WRITTEN REQUEST -
Transcribe the lines below verbatim, skipping the images.

(Data records)
___

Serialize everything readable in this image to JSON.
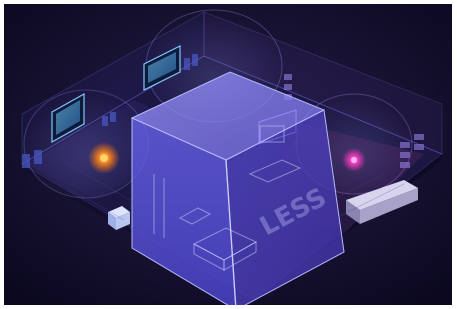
{
  "scene": {
    "description_kind": "isometric-smart-home-render",
    "accent_colors": {
      "background": "#100c28",
      "cube_fill": "#5b5fe0",
      "cube_edge": "#9aa0ff",
      "heat_orange": "#ff9a2e",
      "heat_magenta": "#ff4fd0",
      "wall_glow": "#7f86ff"
    },
    "watermark_text": "LESS"
  }
}
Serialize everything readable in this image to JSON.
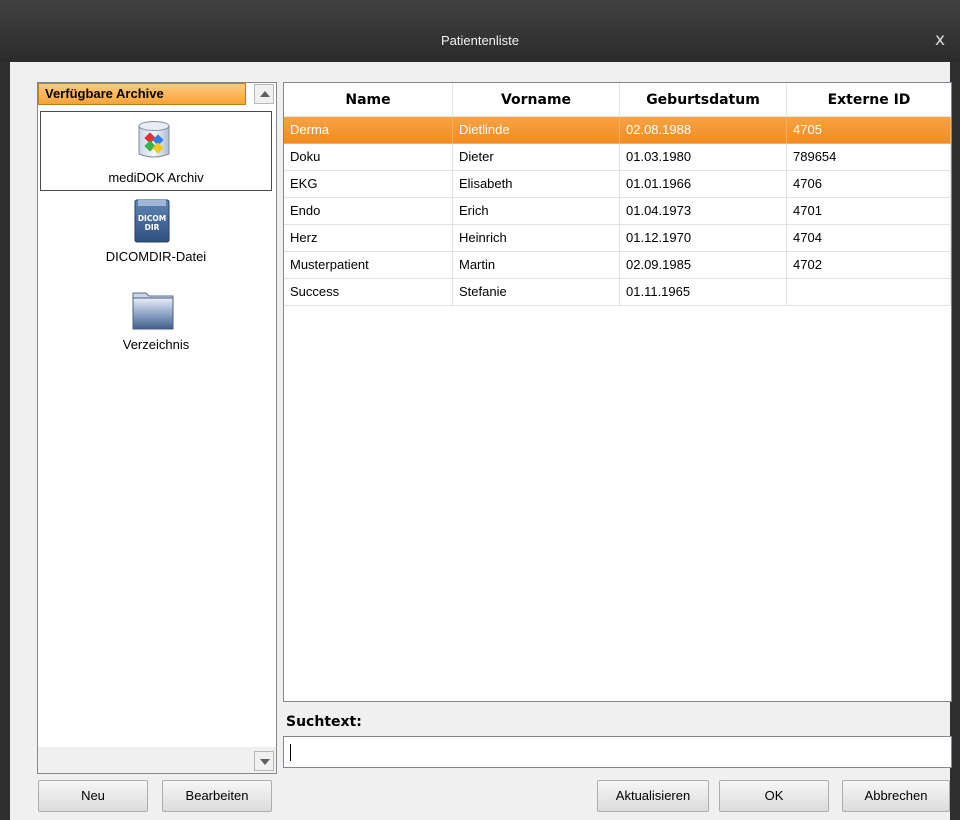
{
  "window": {
    "title": "Patientenliste",
    "close_glyph": "x"
  },
  "archives": {
    "header": "Verfügbare Archive",
    "items": [
      {
        "label": "mediDOK Archiv",
        "icon": "database-icon",
        "selected": true
      },
      {
        "label": "DICOMDIR-Datei",
        "icon": "dicomdir-icon",
        "icon_text_top": "DICOM",
        "icon_text_bottom": "DIR"
      },
      {
        "label": "Verzeichnis",
        "icon": "folder-icon"
      }
    ]
  },
  "table": {
    "columns": [
      "Name",
      "Vorname",
      "Geburtsdatum",
      "Externe ID"
    ],
    "rows": [
      {
        "name": "Derma",
        "vorname": "Dietlinde",
        "geburtsdatum": "02.08.1988",
        "externe_id": "4705",
        "selected": true
      },
      {
        "name": "Doku",
        "vorname": "Dieter",
        "geburtsdatum": "01.03.1980",
        "externe_id": "789654"
      },
      {
        "name": "EKG",
        "vorname": "Elisabeth",
        "geburtsdatum": "01.01.1966",
        "externe_id": "4706"
      },
      {
        "name": "Endo",
        "vorname": "Erich",
        "geburtsdatum": "01.04.1973",
        "externe_id": "4701"
      },
      {
        "name": "Herz",
        "vorname": "Heinrich",
        "geburtsdatum": "01.12.1970",
        "externe_id": "4704"
      },
      {
        "name": "Musterpatient",
        "vorname": "Martin",
        "geburtsdatum": "02.09.1985",
        "externe_id": "4702"
      },
      {
        "name": "Success",
        "vorname": "Stefanie",
        "geburtsdatum": "01.11.1965",
        "externe_id": ""
      }
    ]
  },
  "search": {
    "label": "Suchtext:",
    "value": ""
  },
  "buttons": {
    "neu": "Neu",
    "bearbeiten": "Bearbeiten",
    "aktualisieren": "Aktualisieren",
    "ok": "OK",
    "abbrechen": "Abbrechen"
  },
  "colors": {
    "selection": "#f39a33",
    "titlebar": "#363636"
  }
}
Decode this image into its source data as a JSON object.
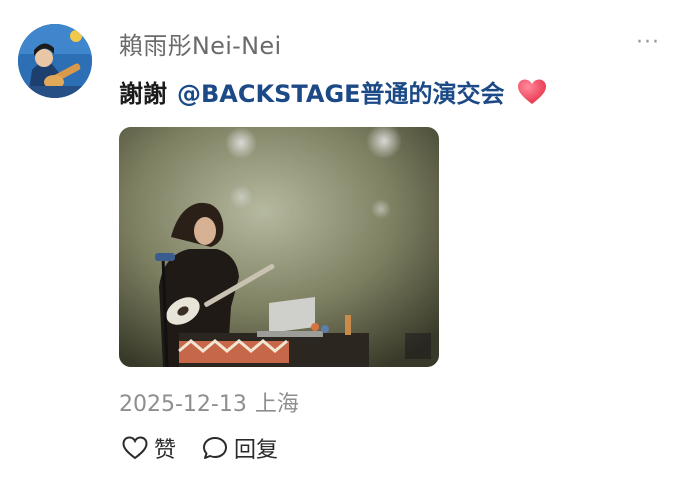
{
  "author": {
    "name": "賴雨彤Nei-Nei"
  },
  "post": {
    "text": "謝謝",
    "mention": "@BACKSTAGE普通的演交会",
    "emoji": "heart-icon",
    "date": "2025-12-13",
    "location": "上海"
  },
  "actions": {
    "like_label": "赞",
    "reply_label": "回复",
    "more_label": "···"
  },
  "colors": {
    "mention": "#1c4a86",
    "heart": "#f0465f",
    "meta": "#8e8e8e"
  }
}
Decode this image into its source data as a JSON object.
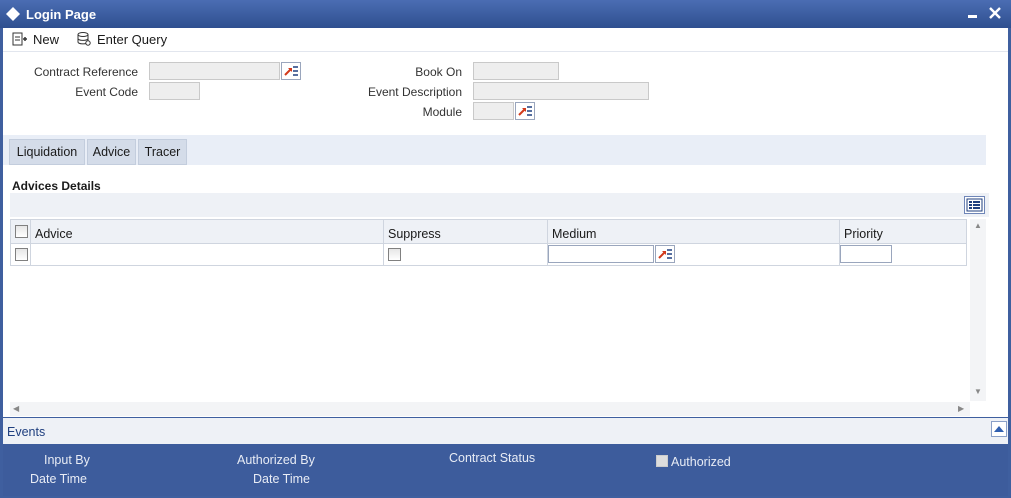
{
  "window": {
    "title": "Login Page"
  },
  "toolbar": {
    "new_label": "New",
    "enter_query_label": "Enter Query"
  },
  "form": {
    "contract_reference_label": "Contract Reference",
    "contract_reference_value": "",
    "event_code_label": "Event Code",
    "event_code_value": "",
    "book_on_label": "Book On",
    "book_on_value": "",
    "event_description_label": "Event Description",
    "event_description_value": "",
    "module_label": "Module",
    "module_value": ""
  },
  "tabs": [
    {
      "label": "Liquidation"
    },
    {
      "label": "Advice"
    },
    {
      "label": "Tracer"
    }
  ],
  "advices": {
    "section_title": "Advices Details",
    "columns": [
      "Advice",
      "Suppress",
      "Medium",
      "Priority"
    ],
    "rows": [
      {
        "advice": "",
        "suppress": false,
        "medium": "",
        "priority": ""
      }
    ]
  },
  "events": {
    "label": "Events"
  },
  "footer": {
    "input_by_label": "Input By",
    "date_time_label_1": "Date Time",
    "authorized_by_label": "Authorized By",
    "date_time_label_2": "Date Time",
    "contract_status_label": "Contract Status",
    "authorized_label": "Authorized"
  }
}
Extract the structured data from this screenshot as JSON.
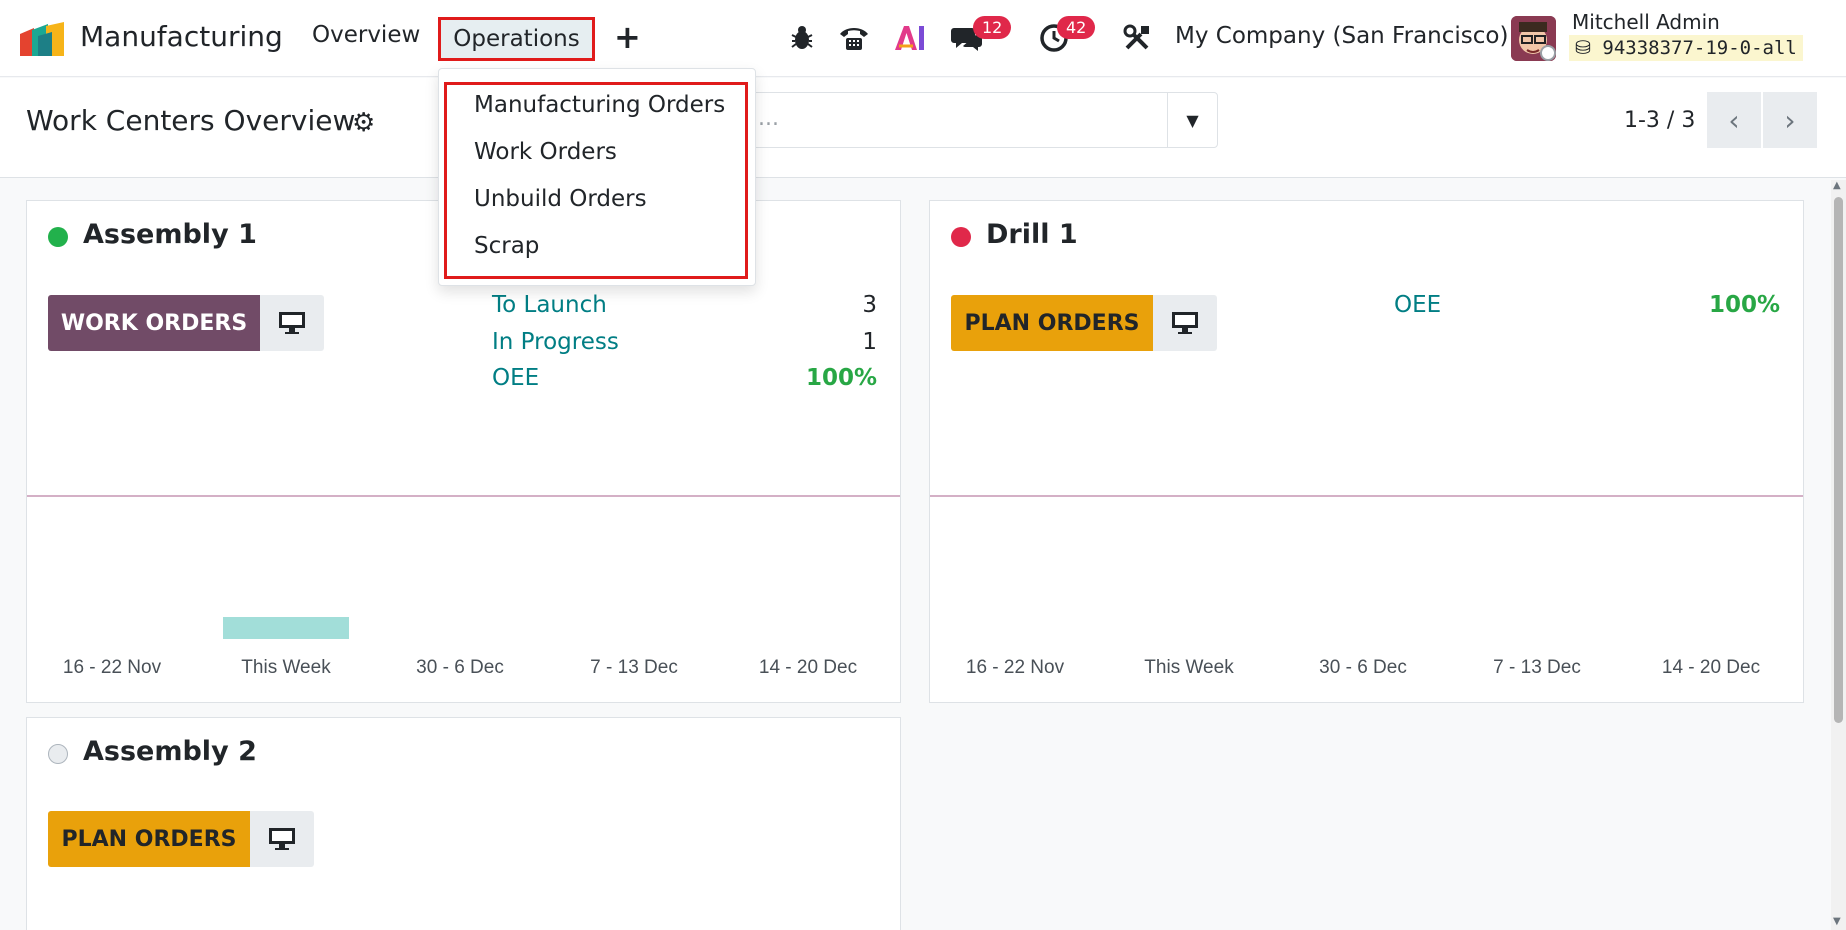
{
  "navbar": {
    "app_name": "Manufacturing",
    "menu": [
      "Overview",
      "Operations"
    ],
    "plus": "+",
    "chat_badge": "12",
    "activity_badge": "42",
    "company": "My Company (San Francisco)",
    "user_name": "Mitchell Admin",
    "database": "94338377-19-0-all"
  },
  "control": {
    "title": "Work Centers Overview",
    "search_placeholder": "...",
    "pager": "1-3 / 3"
  },
  "dropdown": {
    "items": [
      "Manufacturing Orders",
      "Work Orders",
      "Unbuild Orders",
      "Scrap"
    ]
  },
  "cards": [
    {
      "name": "Assembly 1",
      "status_color": "#22b14c",
      "button": "WORK ORDERS",
      "stats": [
        {
          "label": "To Launch",
          "value": "3"
        },
        {
          "label": "In Progress",
          "value": "1"
        },
        {
          "label": "OEE",
          "value": "100%"
        }
      ],
      "ticks": [
        "16 - 22 Nov",
        "This Week",
        "30 - 6 Dec",
        "7 - 13 Dec",
        "14 - 20 Dec"
      ]
    },
    {
      "name": "Drill 1",
      "status_color": "#e0284a",
      "button": "PLAN ORDERS",
      "stats": [
        {
          "label": "OEE",
          "value": "100%"
        }
      ],
      "ticks": [
        "16 - 22 Nov",
        "This Week",
        "30 - 6 Dec",
        "7 - 13 Dec",
        "14 - 20 Dec"
      ]
    },
    {
      "name": "Assembly 2",
      "status_color": "#e9ecef",
      "button": "PLAN ORDERS"
    }
  ],
  "chart_data": [
    {
      "type": "bar",
      "categories": [
        "16 - 22 Nov",
        "This Week",
        "30 - 6 Dec",
        "7 - 13 Dec",
        "14 - 20 Dec"
      ],
      "values": [
        0,
        1,
        0,
        0,
        0
      ]
    },
    {
      "type": "bar",
      "categories": [
        "16 - 22 Nov",
        "This Week",
        "30 - 6 Dec",
        "7 - 13 Dec",
        "14 - 20 Dec"
      ],
      "values": [
        0,
        0,
        0,
        0,
        0
      ]
    }
  ]
}
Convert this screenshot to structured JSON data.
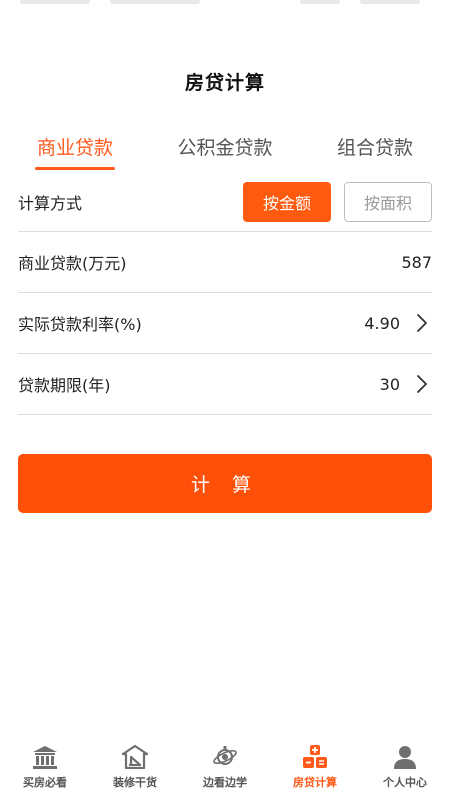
{
  "page": {
    "title": "房贷计算"
  },
  "tabs": [
    {
      "label": "商业贷款",
      "active": true
    },
    {
      "label": "公积金贷款",
      "active": false
    },
    {
      "label": "组合贷款",
      "active": false
    }
  ],
  "form": {
    "method": {
      "label": "计算方式",
      "by_amount": "按金额",
      "by_area": "按面积",
      "selected": "按金额"
    },
    "loan_amount": {
      "label": "商业贷款(万元)",
      "value": "587"
    },
    "rate": {
      "label": "实际贷款利率(%)",
      "value": "4.90"
    },
    "term": {
      "label": "贷款期限(年)",
      "value": "30"
    }
  },
  "calculate_button": "计 算",
  "colors": {
    "accent": "#ff5a1a",
    "button": "#ff500a",
    "icon_gray": "#6f6f6f"
  },
  "tabbar": [
    {
      "label": "买房必看",
      "icon": "bank-building-icon",
      "active": false
    },
    {
      "label": "装修干货",
      "icon": "house-tools-icon",
      "active": false
    },
    {
      "label": "边看边学",
      "icon": "planet-icon",
      "active": false
    },
    {
      "label": "房贷计算",
      "icon": "calculator-blocks-icon",
      "active": true
    },
    {
      "label": "个人中心",
      "icon": "person-icon",
      "active": false
    }
  ]
}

___

EXERCISE RESULT -
Serialize everything readable in this image to JSON.
{
  "scene": {
    "description_kind": "isometric-smart-home-render",
    "accent_colors": {
      "background": "#100c28",
      "cube_fill": "#5b5fe0",
      "cube_edge": "#9aa0ff",
      "heat_orange": "#ff9a2e",
      "heat_magenta": "#ff4fd0",
      "wall_glow": "#7f86ff"
    },
    "watermark_text": "LESS"
  }
}
Serialize everything readable in this image to JSON.
{
  "window": {
    "title": "Patientenliste",
    "close_glyph": "x"
  },
  "archives": {
    "header": "Verfügbare Archive",
    "items": [
      {
        "label": "mediDOK Archiv",
        "icon": "database-icon",
        "selected": true
      },
      {
        "label": "DICOMDIR-Datei",
        "icon": "dicomdir-icon",
        "icon_text_top": "DICOM",
        "icon_text_bottom": "DIR"
      },
      {
        "label": "Verzeichnis",
        "icon": "folder-icon"
      }
    ]
  },
  "table": {
    "columns": [
      "Name",
      "Vorname",
      "Geburtsdatum",
      "Externe ID"
    ],
    "rows": [
      {
        "name": "Derma",
        "vorname": "Dietlinde",
        "geburtsdatum": "02.08.1988",
        "externe_id": "4705",
        "selected": true
      },
      {
        "name": "Doku",
        "vorname": "Dieter",
        "geburtsdatum": "01.03.1980",
        "externe_id": "789654"
      },
      {
        "name": "EKG",
        "vorname": "Elisabeth",
        "geburtsdatum": "01.01.1966",
        "externe_id": "4706"
      },
      {
        "name": "Endo",
        "vorname": "Erich",
        "geburtsdatum": "01.04.1973",
        "externe_id": "4701"
      },
      {
        "name": "Herz",
        "vorname": "Heinrich",
        "geburtsdatum": "01.12.1970",
        "externe_id": "4704"
      },
      {
        "name": "Musterpatient",
        "vorname": "Martin",
        "geburtsdatum": "02.09.1985",
        "externe_id": "4702"
      },
      {
        "name": "Success",
        "vorname": "Stefanie",
        "geburtsdatum": "01.11.1965",
        "externe_id": ""
      }
    ]
  },
  "search": {
    "label": "Suchtext:",
    "value": ""
  },
  "buttons": {
    "neu": "Neu",
    "bearbeiten": "Bearbeiten",
    "aktualisieren": "Aktualisieren",
    "ok": "OK",
    "abbrechen": "Abbrechen"
  },
  "colors": {
    "selection": "#f39a33",
    "titlebar": "#363636"
  }
}
Decode this image into its source data as a JSON object.
{
  "author": {
    "name": "賴雨彤Nei-Nei"
  },
  "post": {
    "text": "謝謝",
    "mention": "@BACKSTAGE普通的演交会",
    "emoji": "heart-icon",
    "date": "2025-12-13",
    "location": "上海"
  },
  "actions": {
    "like_label": "赞",
    "reply_label": "回复",
    "more_label": "···"
  },
  "colors": {
    "mention": "#1c4a86",
    "heart": "#f0465f",
    "meta": "#8e8e8e"
  }
}
Decode this image into its source data as a JSON object.
{
  "window": {
    "title": "Login Page"
  },
  "toolbar": {
    "new_label": "New",
    "enter_query_label": "Enter Query"
  },
  "form": {
    "contract_reference_label": "Contract Reference",
    "contract_reference_value": "",
    "event_code_label": "Event Code",
    "event_code_value": "",
    "book_on_label": "Book On",
    "book_on_value": "",
    "event_description_label": "Event Description",
    "event_description_value": "",
    "module_label": "Module",
    "module_value": ""
  },
  "tabs": [
    {
      "label": "Liquidation"
    },
    {
      "label": "Advice"
    },
    {
      "label": "Tracer"
    }
  ],
  "advices": {
    "section_title": "Advices Details",
    "columns": [
      "Advice",
      "Suppress",
      "Medium",
      "Priority"
    ],
    "rows": [
      {
        "advice": "",
        "suppress": false,
        "medium": "",
        "priority": ""
      }
    ]
  },
  "events": {
    "label": "Events"
  },
  "footer": {
    "input_by_label": "Input By",
    "date_time_label_1": "Date Time",
    "authorized_by_label": "Authorized By",
    "date_time_label_2": "Date Time",
    "contract_status_label": "Contract Status",
    "authorized_label": "Authorized"
  }
}
Extract the structured data from this screenshot as JSON.
{
  "navbar": {
    "app_name": "Manufacturing",
    "menu": [
      "Overview",
      "Operations"
    ],
    "plus": "+",
    "chat_badge": "12",
    "activity_badge": "42",
    "company": "My Company (San Francisco)",
    "user_name": "Mitchell Admin",
    "database": "94338377-19-0-all"
  },
  "control": {
    "title": "Work Centers Overview",
    "search_placeholder": "...",
    "pager": "1-3 / 3"
  },
  "dropdown": {
    "items": [
      "Manufacturing Orders",
      "Work Orders",
      "Unbuild Orders",
      "Scrap"
    ]
  },
  "cards": [
    {
      "name": "Assembly 1",
      "status_color": "#22b14c",
      "button": "WORK ORDERS",
      "stats": [
        {
          "label": "To Launch",
          "value": "3"
        },
        {
          "label": "In Progress",
          "value": "1"
        },
        {
          "label": "OEE",
          "value": "100%"
        }
      ],
      "ticks": [
        "16 - 22 Nov",
        "This Week",
        "30 - 6 Dec",
        "7 - 13 Dec",
        "14 - 20 Dec"
      ]
    },
    {
      "name": "Drill 1",
      "status_color": "#e0284a",
      "button": "PLAN ORDERS",
      "stats": [
        {
          "label": "OEE",
          "value": "100%"
        }
      ],
      "ticks": [
        "16 - 22 Nov",
        "This Week",
        "30 - 6 Dec",
        "7 - 13 Dec",
        "14 - 20 Dec"
      ]
    },
    {
      "name": "Assembly 2",
      "status_color": "#e9ecef",
      "button": "PLAN ORDERS"
    }
  ],
  "chart_data": [
    {
      "type": "bar",
      "categories": [
        "16 - 22 Nov",
        "This Week",
        "30 - 6 Dec",
        "7 - 13 Dec",
        "14 - 20 Dec"
      ],
      "values": [
        0,
        1,
        0,
        0,
        0
      ]
    },
    {
      "type": "bar",
      "categories": [
        "16 - 22 Nov",
        "This Week",
        "30 - 6 Dec",
        "7 - 13 Dec",
        "14 - 20 Dec"
      ],
      "values": [
        0,
        0,
        0,
        0,
        0
      ]
    }
  ]
}
Convert this screenshot to structured JSON data.
{
  "page": {
    "title": "房贷计算"
  },
  "tabs": [
    {
      "label": "商业贷款",
      "active": true
    },
    {
      "label": "公积金贷款",
      "active": false
    },
    {
      "label": "组合贷款",
      "active": false
    }
  ],
  "form": {
    "method": {
      "label": "计算方式",
      "by_amount": "按金额",
      "by_area": "按面积",
      "selected": "按金额"
    },
    "loan_amount": {
      "label": "商业贷款(万元)",
      "value": "587"
    },
    "rate": {
      "label": "实际贷款利率(%)",
      "value": "4.90"
    },
    "term": {
      "label": "贷款期限(年)",
      "value": "30"
    }
  },
  "calculate_button": "计 算",
  "colors": {
    "accent": "#ff5a1a",
    "button": "#ff500a",
    "icon_gray": "#6f6f6f"
  },
  "tabbar": [
    {
      "label": "买房必看",
      "icon": "bank-building-icon",
      "active": false
    },
    {
      "label": "装修干货",
      "icon": "house-tools-icon",
      "active": false
    },
    {
      "label": "边看边学",
      "icon": "planet-icon",
      "active": false
    },
    {
      "label": "房贷计算",
      "icon": "calculator-blocks-icon",
      "active": true
    },
    {
      "label": "个人中心",
      "icon": "person-icon",
      "active": false
    }
  ]
}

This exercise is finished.